Copy out, from the entries below, each line holding the string "JSON".

-----

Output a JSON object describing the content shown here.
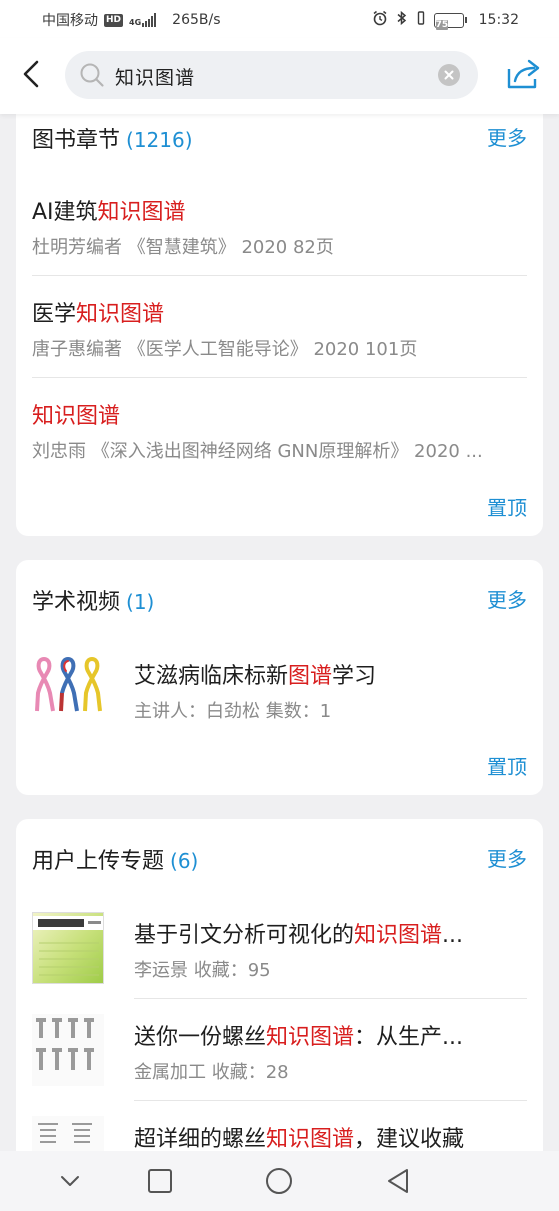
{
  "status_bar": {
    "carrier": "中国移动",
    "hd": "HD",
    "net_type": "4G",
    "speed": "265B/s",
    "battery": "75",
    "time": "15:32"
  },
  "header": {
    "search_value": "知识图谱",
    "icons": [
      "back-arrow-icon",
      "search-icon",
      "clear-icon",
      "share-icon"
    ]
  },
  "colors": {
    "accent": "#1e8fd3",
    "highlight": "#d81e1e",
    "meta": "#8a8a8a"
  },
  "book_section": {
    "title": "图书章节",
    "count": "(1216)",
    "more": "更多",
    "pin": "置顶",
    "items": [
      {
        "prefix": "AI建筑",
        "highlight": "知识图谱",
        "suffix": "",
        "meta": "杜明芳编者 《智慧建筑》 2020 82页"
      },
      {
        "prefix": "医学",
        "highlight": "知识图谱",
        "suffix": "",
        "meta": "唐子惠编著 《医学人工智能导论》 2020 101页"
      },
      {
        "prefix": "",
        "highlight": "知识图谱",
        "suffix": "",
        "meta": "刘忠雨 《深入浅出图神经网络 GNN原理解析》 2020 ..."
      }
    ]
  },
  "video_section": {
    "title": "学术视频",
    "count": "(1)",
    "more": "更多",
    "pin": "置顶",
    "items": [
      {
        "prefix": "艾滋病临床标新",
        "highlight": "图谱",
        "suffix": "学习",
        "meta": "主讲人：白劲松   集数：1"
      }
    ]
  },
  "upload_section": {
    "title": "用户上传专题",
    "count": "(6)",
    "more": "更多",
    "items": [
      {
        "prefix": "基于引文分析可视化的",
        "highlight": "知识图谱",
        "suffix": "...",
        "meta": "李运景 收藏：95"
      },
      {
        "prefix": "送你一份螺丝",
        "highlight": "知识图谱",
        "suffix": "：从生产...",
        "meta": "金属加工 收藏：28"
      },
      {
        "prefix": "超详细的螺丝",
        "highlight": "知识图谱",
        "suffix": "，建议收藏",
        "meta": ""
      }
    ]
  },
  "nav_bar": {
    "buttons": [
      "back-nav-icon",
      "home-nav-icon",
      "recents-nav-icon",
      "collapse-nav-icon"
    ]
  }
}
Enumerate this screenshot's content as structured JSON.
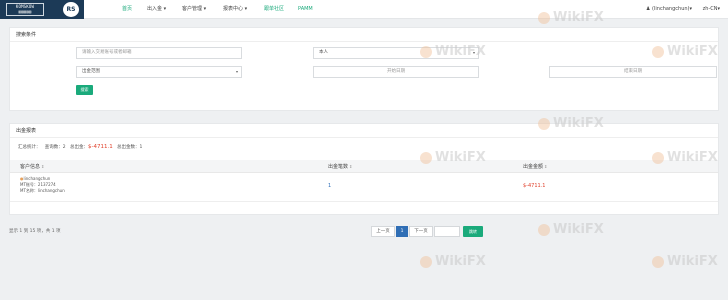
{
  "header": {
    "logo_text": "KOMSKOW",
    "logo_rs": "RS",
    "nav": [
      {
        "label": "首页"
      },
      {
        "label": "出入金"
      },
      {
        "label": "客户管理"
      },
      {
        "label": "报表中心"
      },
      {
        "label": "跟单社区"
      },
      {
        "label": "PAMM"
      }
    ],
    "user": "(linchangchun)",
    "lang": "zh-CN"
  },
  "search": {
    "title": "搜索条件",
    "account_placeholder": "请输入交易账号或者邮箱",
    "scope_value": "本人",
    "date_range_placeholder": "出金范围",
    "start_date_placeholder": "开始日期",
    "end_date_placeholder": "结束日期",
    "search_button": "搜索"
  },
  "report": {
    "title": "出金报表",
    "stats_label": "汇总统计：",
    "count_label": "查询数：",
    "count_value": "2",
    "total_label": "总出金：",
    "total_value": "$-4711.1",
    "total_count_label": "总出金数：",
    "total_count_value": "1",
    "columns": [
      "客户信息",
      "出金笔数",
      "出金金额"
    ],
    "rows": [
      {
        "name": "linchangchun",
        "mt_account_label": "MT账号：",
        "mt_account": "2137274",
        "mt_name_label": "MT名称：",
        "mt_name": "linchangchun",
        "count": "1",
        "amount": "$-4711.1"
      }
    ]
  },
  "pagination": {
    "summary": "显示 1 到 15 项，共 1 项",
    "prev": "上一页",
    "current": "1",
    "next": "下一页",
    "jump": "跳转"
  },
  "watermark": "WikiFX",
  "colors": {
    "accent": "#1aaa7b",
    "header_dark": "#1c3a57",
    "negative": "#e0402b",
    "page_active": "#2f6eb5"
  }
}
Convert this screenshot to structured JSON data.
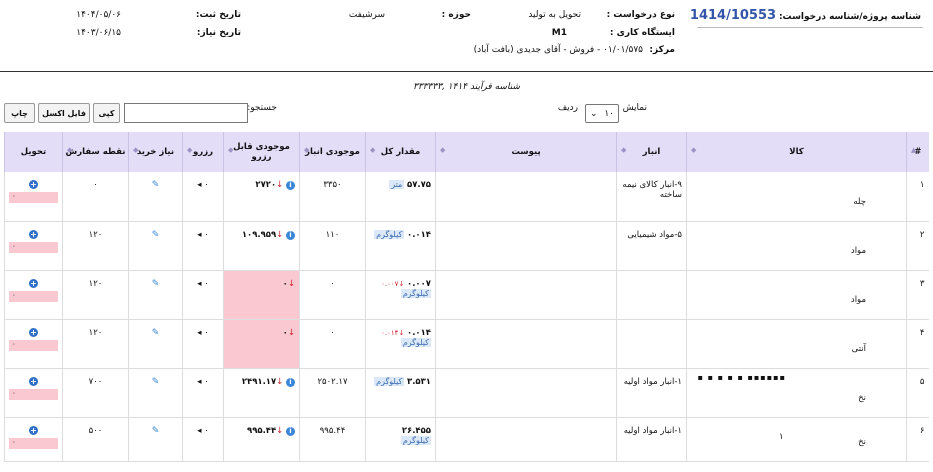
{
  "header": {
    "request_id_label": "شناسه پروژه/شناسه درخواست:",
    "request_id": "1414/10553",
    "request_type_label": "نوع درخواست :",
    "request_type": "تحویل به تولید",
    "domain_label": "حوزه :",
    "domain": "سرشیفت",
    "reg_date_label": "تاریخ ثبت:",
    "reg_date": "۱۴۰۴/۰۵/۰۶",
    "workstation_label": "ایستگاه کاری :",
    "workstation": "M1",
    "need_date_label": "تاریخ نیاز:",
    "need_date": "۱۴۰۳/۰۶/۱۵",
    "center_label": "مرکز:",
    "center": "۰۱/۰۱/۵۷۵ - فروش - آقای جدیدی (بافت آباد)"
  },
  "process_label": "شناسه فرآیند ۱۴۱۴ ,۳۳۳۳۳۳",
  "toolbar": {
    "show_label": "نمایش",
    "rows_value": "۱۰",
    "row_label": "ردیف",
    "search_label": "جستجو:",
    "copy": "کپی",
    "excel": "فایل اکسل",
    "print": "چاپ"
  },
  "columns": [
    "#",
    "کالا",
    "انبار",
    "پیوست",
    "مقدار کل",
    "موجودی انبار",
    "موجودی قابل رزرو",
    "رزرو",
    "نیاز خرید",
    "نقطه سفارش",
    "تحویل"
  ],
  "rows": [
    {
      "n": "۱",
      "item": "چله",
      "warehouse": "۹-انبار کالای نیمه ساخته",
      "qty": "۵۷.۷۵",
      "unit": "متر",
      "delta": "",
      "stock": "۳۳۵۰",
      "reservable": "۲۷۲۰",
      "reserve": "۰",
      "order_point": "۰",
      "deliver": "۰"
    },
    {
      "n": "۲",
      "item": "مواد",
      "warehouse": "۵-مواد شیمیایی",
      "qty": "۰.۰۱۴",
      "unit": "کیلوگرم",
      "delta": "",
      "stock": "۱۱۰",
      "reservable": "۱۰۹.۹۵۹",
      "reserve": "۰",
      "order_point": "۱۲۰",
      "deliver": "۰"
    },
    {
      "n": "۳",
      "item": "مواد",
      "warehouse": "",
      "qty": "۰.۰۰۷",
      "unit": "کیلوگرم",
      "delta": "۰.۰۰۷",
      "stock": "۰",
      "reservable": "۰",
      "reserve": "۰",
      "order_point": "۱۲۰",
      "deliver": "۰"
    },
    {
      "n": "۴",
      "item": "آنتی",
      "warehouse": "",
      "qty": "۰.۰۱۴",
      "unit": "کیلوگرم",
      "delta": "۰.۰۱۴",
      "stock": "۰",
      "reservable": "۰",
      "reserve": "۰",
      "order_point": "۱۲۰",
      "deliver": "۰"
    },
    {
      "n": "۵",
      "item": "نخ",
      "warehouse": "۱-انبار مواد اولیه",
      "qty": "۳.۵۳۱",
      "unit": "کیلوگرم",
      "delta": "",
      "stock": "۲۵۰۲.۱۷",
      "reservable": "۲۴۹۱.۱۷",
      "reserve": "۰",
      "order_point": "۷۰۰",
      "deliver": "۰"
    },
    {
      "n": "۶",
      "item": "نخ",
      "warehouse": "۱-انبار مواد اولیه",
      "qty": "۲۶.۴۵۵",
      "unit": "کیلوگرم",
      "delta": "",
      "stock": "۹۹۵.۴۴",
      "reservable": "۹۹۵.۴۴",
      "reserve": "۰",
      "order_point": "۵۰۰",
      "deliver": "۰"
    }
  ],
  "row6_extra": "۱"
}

-----

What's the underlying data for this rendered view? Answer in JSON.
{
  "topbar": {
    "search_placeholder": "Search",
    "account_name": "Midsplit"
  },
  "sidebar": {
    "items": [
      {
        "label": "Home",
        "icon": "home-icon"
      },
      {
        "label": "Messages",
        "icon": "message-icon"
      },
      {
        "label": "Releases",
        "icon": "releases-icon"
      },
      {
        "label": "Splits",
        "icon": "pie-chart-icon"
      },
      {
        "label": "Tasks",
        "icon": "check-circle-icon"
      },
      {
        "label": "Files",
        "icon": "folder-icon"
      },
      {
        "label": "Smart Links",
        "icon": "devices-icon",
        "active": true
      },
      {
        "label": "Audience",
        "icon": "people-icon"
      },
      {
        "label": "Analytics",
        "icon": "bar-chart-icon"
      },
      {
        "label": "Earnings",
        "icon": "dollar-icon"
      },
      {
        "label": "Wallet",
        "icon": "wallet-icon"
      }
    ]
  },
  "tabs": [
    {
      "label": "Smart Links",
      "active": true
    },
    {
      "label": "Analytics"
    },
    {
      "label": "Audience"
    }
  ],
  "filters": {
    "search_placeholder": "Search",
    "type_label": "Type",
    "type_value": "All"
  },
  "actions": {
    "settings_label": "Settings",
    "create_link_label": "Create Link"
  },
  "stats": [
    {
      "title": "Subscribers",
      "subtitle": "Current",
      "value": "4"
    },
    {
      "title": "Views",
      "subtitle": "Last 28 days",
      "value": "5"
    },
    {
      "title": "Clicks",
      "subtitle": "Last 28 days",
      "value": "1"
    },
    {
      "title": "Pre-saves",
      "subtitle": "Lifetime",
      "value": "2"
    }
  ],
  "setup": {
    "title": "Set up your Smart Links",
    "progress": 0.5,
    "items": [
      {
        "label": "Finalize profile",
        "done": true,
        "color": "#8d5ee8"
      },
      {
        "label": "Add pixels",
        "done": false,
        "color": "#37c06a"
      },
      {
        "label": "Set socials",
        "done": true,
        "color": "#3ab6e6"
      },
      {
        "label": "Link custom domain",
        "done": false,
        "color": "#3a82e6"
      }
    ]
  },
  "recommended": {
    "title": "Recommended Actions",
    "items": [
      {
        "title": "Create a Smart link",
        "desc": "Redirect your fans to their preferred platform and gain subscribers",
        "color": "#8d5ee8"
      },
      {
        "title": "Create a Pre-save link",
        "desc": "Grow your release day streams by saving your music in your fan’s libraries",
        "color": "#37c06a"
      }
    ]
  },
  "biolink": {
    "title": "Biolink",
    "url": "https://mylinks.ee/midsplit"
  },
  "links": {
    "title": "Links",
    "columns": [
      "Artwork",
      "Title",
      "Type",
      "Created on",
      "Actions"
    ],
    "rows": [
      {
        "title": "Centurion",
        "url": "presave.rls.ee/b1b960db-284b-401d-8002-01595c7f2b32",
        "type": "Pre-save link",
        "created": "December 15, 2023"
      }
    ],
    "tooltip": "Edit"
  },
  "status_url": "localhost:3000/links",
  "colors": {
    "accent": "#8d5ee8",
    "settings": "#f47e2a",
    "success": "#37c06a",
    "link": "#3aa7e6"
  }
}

-----

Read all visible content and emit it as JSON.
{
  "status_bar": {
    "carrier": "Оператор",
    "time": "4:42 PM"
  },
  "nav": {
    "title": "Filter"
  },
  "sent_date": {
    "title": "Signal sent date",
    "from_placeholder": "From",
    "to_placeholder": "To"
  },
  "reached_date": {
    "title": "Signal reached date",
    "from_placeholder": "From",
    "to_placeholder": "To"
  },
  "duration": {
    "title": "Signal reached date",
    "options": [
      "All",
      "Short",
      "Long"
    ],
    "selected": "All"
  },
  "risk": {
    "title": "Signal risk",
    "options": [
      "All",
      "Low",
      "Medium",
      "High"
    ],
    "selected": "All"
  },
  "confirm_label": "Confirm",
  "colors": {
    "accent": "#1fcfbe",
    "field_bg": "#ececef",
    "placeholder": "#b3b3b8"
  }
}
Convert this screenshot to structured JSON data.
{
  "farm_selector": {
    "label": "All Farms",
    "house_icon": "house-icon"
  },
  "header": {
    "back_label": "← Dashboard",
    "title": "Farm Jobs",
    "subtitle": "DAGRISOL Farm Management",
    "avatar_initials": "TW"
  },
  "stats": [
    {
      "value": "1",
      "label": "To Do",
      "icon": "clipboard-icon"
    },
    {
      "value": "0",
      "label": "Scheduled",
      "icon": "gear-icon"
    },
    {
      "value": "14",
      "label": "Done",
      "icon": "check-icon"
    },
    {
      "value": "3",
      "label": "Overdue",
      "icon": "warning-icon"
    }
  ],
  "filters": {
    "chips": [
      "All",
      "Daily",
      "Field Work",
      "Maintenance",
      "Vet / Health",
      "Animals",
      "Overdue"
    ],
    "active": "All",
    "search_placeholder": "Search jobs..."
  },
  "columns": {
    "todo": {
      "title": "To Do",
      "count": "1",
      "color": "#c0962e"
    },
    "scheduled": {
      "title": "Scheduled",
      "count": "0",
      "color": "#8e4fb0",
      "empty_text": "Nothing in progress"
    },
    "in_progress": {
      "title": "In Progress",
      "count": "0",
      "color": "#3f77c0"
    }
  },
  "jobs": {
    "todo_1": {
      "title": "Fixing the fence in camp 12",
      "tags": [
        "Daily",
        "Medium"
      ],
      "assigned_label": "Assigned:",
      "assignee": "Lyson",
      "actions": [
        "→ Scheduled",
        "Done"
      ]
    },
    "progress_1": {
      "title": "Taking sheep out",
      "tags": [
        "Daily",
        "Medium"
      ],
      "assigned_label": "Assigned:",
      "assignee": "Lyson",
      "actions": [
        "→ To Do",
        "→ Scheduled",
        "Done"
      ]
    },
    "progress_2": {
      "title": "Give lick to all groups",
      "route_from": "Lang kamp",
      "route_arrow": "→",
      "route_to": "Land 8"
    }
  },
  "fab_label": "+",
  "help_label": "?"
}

-----

#### [Result below]
Output a JSON object describing the content shown here.
Enumerate this screenshot's content as structured JSON.
Convert this screenshot to structured JSON data.
What's the underlying data for this rendered view? Answer in JSON.
Read all visible content and emit it as JSON.
Convert this screenshot to structured JSON data.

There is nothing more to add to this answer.